**ENTRIES SUPPLIED:**
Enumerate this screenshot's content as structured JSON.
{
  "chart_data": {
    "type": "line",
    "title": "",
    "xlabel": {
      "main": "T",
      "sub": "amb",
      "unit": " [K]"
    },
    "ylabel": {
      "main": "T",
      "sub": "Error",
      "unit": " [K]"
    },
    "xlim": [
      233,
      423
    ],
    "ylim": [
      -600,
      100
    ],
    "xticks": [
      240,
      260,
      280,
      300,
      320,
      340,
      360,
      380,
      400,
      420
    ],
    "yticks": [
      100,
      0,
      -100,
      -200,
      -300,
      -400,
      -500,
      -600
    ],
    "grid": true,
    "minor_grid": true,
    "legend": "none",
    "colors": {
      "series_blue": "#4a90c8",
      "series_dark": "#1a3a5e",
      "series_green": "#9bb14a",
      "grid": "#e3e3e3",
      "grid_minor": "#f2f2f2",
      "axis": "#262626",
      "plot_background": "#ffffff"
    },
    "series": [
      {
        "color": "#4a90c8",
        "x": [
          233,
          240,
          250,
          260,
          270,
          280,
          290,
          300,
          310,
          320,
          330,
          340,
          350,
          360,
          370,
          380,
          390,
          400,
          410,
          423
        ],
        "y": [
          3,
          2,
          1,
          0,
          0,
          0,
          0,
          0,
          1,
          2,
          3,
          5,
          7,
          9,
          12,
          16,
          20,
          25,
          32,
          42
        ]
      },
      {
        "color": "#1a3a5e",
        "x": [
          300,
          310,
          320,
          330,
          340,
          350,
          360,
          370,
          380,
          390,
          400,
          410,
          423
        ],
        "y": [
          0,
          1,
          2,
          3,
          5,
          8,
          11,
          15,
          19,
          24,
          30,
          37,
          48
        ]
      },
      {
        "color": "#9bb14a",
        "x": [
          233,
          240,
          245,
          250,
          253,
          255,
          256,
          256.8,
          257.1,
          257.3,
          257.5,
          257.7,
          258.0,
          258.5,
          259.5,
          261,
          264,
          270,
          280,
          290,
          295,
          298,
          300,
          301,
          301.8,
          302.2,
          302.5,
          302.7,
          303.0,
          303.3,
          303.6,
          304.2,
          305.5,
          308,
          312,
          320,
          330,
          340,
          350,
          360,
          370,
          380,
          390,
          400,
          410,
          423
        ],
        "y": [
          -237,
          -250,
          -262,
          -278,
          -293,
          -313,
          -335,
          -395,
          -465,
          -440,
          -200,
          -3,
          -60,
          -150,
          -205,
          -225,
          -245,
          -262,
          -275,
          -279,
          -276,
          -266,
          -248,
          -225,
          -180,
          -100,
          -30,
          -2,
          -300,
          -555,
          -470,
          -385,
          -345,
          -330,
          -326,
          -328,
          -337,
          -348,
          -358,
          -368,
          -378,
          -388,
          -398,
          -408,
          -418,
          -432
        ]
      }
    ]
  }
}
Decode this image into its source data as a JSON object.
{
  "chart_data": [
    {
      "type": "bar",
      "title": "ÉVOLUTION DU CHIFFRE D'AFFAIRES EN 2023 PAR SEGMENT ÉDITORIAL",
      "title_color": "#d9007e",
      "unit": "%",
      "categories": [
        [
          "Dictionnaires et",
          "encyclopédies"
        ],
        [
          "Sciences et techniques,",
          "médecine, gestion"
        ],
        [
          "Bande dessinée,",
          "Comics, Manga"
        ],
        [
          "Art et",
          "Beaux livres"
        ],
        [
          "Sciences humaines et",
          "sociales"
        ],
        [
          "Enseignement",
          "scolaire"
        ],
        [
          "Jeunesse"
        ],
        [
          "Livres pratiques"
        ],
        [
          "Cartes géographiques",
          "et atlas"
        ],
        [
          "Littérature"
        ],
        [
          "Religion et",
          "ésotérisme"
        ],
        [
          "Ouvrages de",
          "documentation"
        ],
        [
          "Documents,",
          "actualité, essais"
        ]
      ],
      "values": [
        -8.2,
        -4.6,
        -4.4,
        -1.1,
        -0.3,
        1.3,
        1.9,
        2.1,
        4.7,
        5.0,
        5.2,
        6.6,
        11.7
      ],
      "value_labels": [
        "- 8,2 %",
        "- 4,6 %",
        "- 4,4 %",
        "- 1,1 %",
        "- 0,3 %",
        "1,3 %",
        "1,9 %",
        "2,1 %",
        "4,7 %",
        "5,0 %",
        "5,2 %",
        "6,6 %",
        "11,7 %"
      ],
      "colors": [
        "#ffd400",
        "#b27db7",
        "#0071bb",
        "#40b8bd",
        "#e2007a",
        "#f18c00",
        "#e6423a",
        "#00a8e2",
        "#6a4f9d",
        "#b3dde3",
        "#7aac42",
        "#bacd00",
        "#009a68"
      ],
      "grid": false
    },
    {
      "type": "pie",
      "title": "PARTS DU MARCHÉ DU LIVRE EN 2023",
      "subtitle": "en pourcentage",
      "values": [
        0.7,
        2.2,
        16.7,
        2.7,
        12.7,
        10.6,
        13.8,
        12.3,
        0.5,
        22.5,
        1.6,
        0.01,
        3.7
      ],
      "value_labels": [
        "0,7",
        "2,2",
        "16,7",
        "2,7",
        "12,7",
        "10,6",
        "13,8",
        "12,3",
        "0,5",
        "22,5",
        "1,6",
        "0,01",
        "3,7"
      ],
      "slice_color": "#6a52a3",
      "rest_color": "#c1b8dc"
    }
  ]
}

**DESCRIPTION OF THE TASK:**
Retype the data in full and match it exactly.

**FULL ANSWER:**
Enumerate this screenshot's content as structured JSON.
{
  "chart_data": {
    "type": "line",
    "title": "",
    "xlabel": {
      "main": "T",
      "sub": "amb",
      "unit": " [K]"
    },
    "ylabel": {
      "main": "T",
      "sub": "Error",
      "unit": " [K]"
    },
    "xlim": [
      233,
      423
    ],
    "ylim": [
      -600,
      100
    ],
    "xticks": [
      240,
      260,
      280,
      300,
      320,
      340,
      360,
      380,
      400,
      420
    ],
    "yticks": [
      100,
      0,
      -100,
      -200,
      -300,
      -400,
      -500,
      -600
    ],
    "grid": true,
    "minor_grid": true,
    "legend": "none",
    "colors": {
      "series_blue": "#4a90c8",
      "series_dark": "#1a3a5e",
      "series_green": "#9bb14a",
      "grid": "#e3e3e3",
      "grid_minor": "#f2f2f2",
      "axis": "#262626",
      "plot_background": "#ffffff"
    },
    "series": [
      {
        "color": "#4a90c8",
        "x": [
          233,
          240,
          250,
          260,
          270,
          280,
          290,
          300,
          310,
          320,
          330,
          340,
          350,
          360,
          370,
          380,
          390,
          400,
          410,
          423
        ],
        "y": [
          3,
          2,
          1,
          0,
          0,
          0,
          0,
          0,
          1,
          2,
          3,
          5,
          7,
          9,
          12,
          16,
          20,
          25,
          32,
          42
        ]
      },
      {
        "color": "#1a3a5e",
        "x": [
          300,
          310,
          320,
          330,
          340,
          350,
          360,
          370,
          380,
          390,
          400,
          410,
          423
        ],
        "y": [
          0,
          1,
          2,
          3,
          5,
          8,
          11,
          15,
          19,
          24,
          30,
          37,
          48
        ]
      },
      {
        "color": "#9bb14a",
        "x": [
          233,
          240,
          245,
          250,
          253,
          255,
          256,
          256.8,
          257.1,
          257.3,
          257.5,
          257.7,
          258.0,
          258.5,
          259.5,
          261,
          264,
          270,
          280,
          290,
          295,
          298,
          300,
          301,
          301.8,
          302.2,
          302.5,
          302.7,
          303.0,
          303.3,
          303.6,
          304.2,
          305.5,
          308,
          312,
          320,
          330,
          340,
          350,
          360,
          370,
          380,
          390,
          400,
          410,
          423
        ],
        "y": [
          -237,
          -250,
          -262,
          -278,
          -293,
          -313,
          -335,
          -395,
          -465,
          -440,
          -200,
          -3,
          -60,
          -150,
          -205,
          -225,
          -245,
          -262,
          -275,
          -279,
          -276,
          -266,
          -248,
          -225,
          -180,
          -100,
          -30,
          -2,
          -300,
          -555,
          -470,
          -385,
          -345,
          -330,
          -326,
          -328,
          -337,
          -348,
          -358,
          -368,
          -378,
          -388,
          -398,
          -408,
          -418,
          -432
        ]
      }
    ]
  }
}
Decode this image into its source data as a JSON object.
{
  "chart_data": [
    {
      "type": "bar",
      "title": "ÉVOLUTION DU CHIFFRE D'AFFAIRES EN 2023 PAR SEGMENT ÉDITORIAL",
      "title_color": "#d9007e",
      "unit": "%",
      "categories": [
        [
          "Dictionnaires et",
          "encyclopédies"
        ],
        [
          "Sciences et techniques,",
          "médecine, gestion"
        ],
        [
          "Bande dessinée,",
          "Comics, Manga"
        ],
        [
          "Art et",
          "Beaux livres"
        ],
        [
          "Sciences humaines et",
          "sociales"
        ],
        [
          "Enseignement",
          "scolaire"
        ],
        [
          "Jeunesse"
        ],
        [
          "Livres pratiques"
        ],
        [
          "Cartes géographiques",
          "et atlas"
        ],
        [
          "Littérature"
        ],
        [
          "Religion et",
          "ésotérisme"
        ],
        [
          "Ouvrages de",
          "documentation"
        ],
        [
          "Documents,",
          "actualité, essais"
        ]
      ],
      "values": [
        -8.2,
        -4.6,
        -4.4,
        -1.1,
        -0.3,
        1.3,
        1.9,
        2.1,
        4.7,
        5.0,
        5.2,
        6.6,
        11.7
      ],
      "value_labels": [
        "- 8,2 %",
        "- 4,6 %",
        "- 4,4 %",
        "- 1,1 %",
        "- 0,3 %",
        "1,3 %",
        "1,9 %",
        "2,1 %",
        "4,7 %",
        "5,0 %",
        "5,2 %",
        "6,6 %",
        "11,7 %"
      ],
      "colors": [
        "#ffd400",
        "#b27db7",
        "#0071bb",
        "#40b8bd",
        "#e2007a",
        "#f18c00",
        "#e6423a",
        "#00a8e2",
        "#6a4f9d",
        "#b3dde3",
        "#7aac42",
        "#bacd00",
        "#009a68"
      ],
      "grid": false
    },
    {
      "type": "pie",
      "title": "PARTS DU MARCHÉ DU LIVRE EN 2023",
      "subtitle": "en pourcentage",
      "values": [
        0.7,
        2.2,
        16.7,
        2.7,
        12.7,
        10.6,
        13.8,
        12.3,
        0.5,
        22.5,
        1.6,
        0.01,
        3.7
      ],
      "value_labels": [
        "0,7",
        "2,2",
        "16,7",
        "2,7",
        "12,7",
        "10,6",
        "13,8",
        "12,3",
        "0,5",
        "22,5",
        "1,6",
        "0,01",
        "3,7"
      ],
      "slice_color": "#6a52a3",
      "rest_color": "#c1b8dc"
    }
  ]
}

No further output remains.